**Data items:**
_ _ _ _ _ _ _

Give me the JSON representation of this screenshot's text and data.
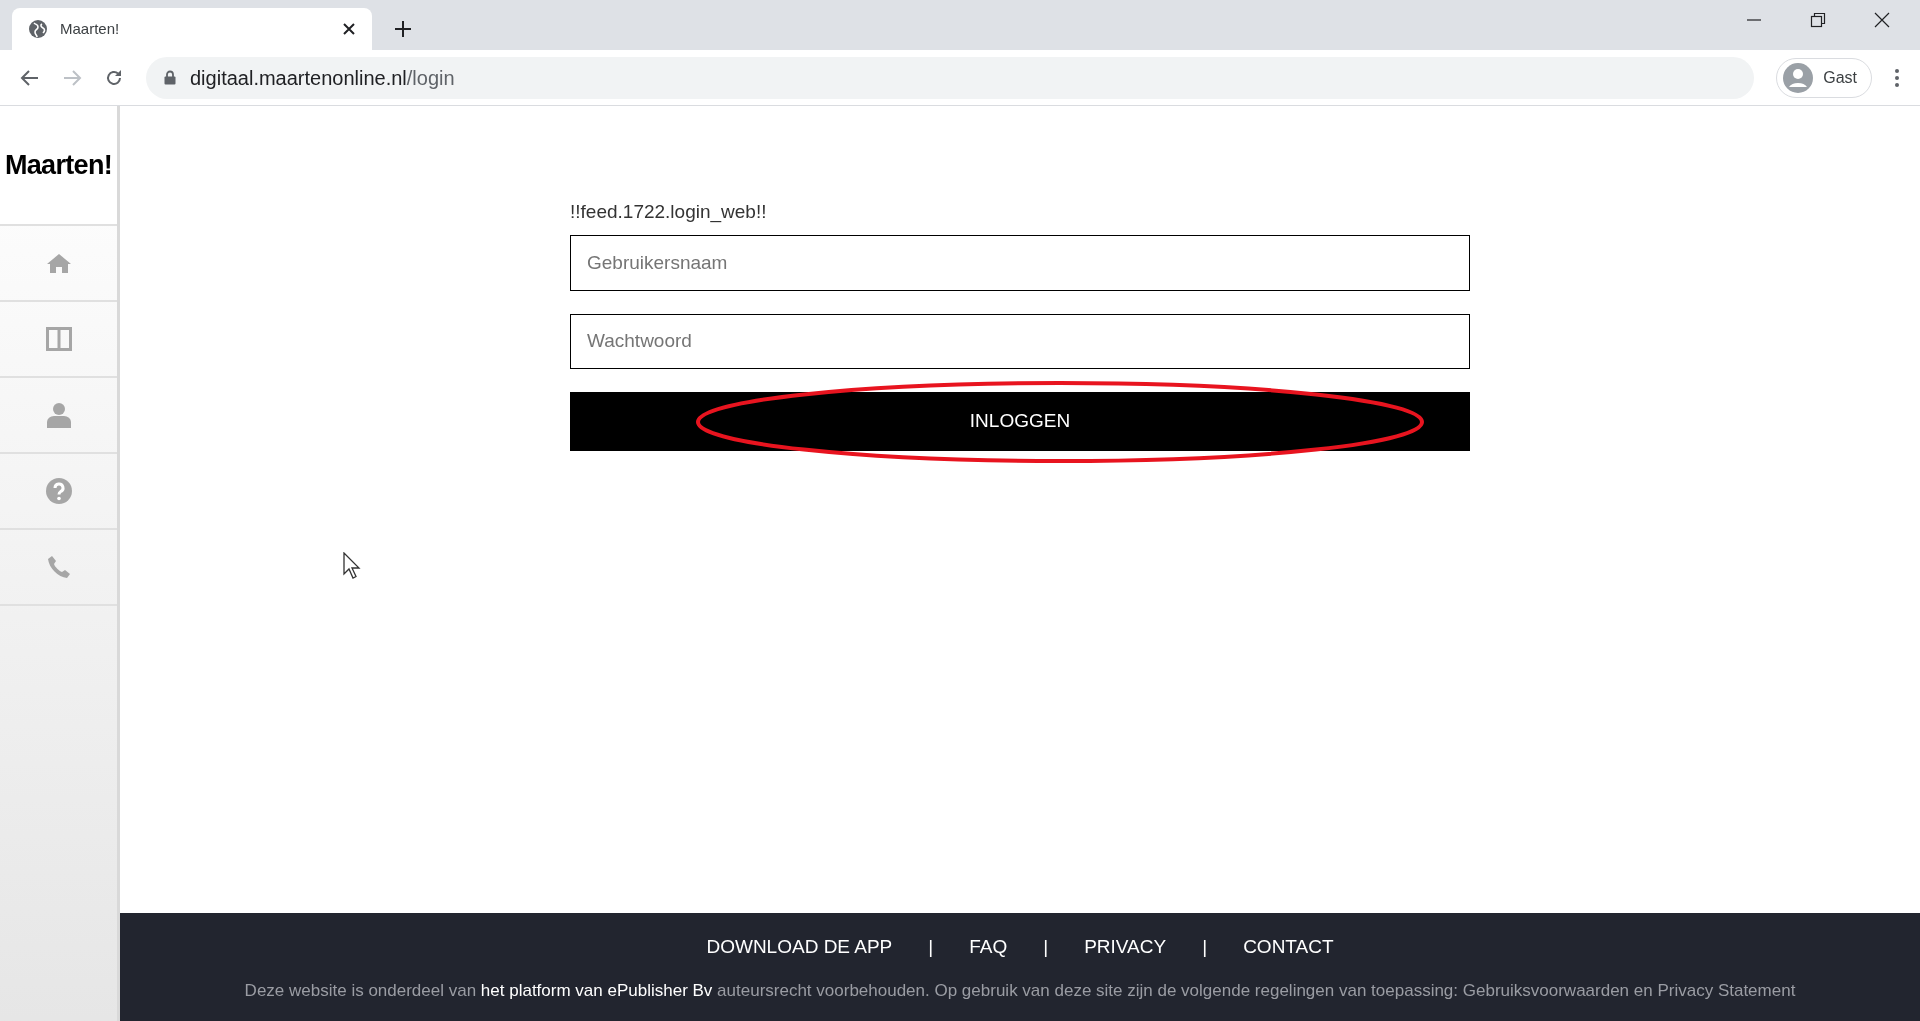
{
  "browser": {
    "tab_title": "Maarten!",
    "url_host": "digitaal.maartenonline.nl",
    "url_path": "/login",
    "profile": "Gast"
  },
  "sidebar": {
    "logo": "Maarten!"
  },
  "login": {
    "heading": "!!feed.1722.login_web!!",
    "username": {
      "placeholder": "Gebruikersnaam"
    },
    "password": {
      "placeholder": "Wachtwoord"
    },
    "button": "INLOGGEN"
  },
  "footer": {
    "links": [
      {
        "label": "DOWNLOAD DE APP"
      },
      {
        "label": "FAQ"
      },
      {
        "label": "PRIVACY"
      },
      {
        "label": "CONTACT"
      }
    ],
    "separator": "|",
    "notice_before": "Deze website is onderdeel van",
    "notice_link": "het platform van ePublisher Bv",
    "notice_after": "auteursrecht voorbehouden. Op gebruik van deze site zijn de volgende regelingen van toepassing: Gebruiksvoorwaarden en Privacy Statement"
  }
}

_ _ _ _ _ _ _

**EXERCISE DIRECTIONS:**
Restate the listing above word for word, and skip the pictures.

**TASK RESULT:**
Give me the JSON representation of this screenshot's text and data.
{
  "browser": {
    "tab_title": "Maarten!",
    "url_host": "digitaal.maartenonline.nl",
    "url_path": "/login",
    "profile": "Gast"
  },
  "sidebar": {
    "logo": "Maarten!"
  },
  "login": {
    "heading": "!!feed.1722.login_web!!",
    "username": {
      "placeholder": "Gebruikersnaam"
    },
    "password": {
      "placeholder": "Wachtwoord"
    },
    "button": "INLOGGEN"
  },
  "footer": {
    "links": [
      {
        "label": "DOWNLOAD DE APP"
      },
      {
        "label": "FAQ"
      },
      {
        "label": "PRIVACY"
      },
      {
        "label": "CONTACT"
      }
    ],
    "separator": "|",
    "notice_before": "Deze website is onderdeel van",
    "notice_link": "het platform van ePublisher Bv",
    "notice_after": "auteursrecht voorbehouden. Op gebruik van deze site zijn de volgende regelingen van toepassing: Gebruiksvoorwaarden en Privacy Statement"
  }
}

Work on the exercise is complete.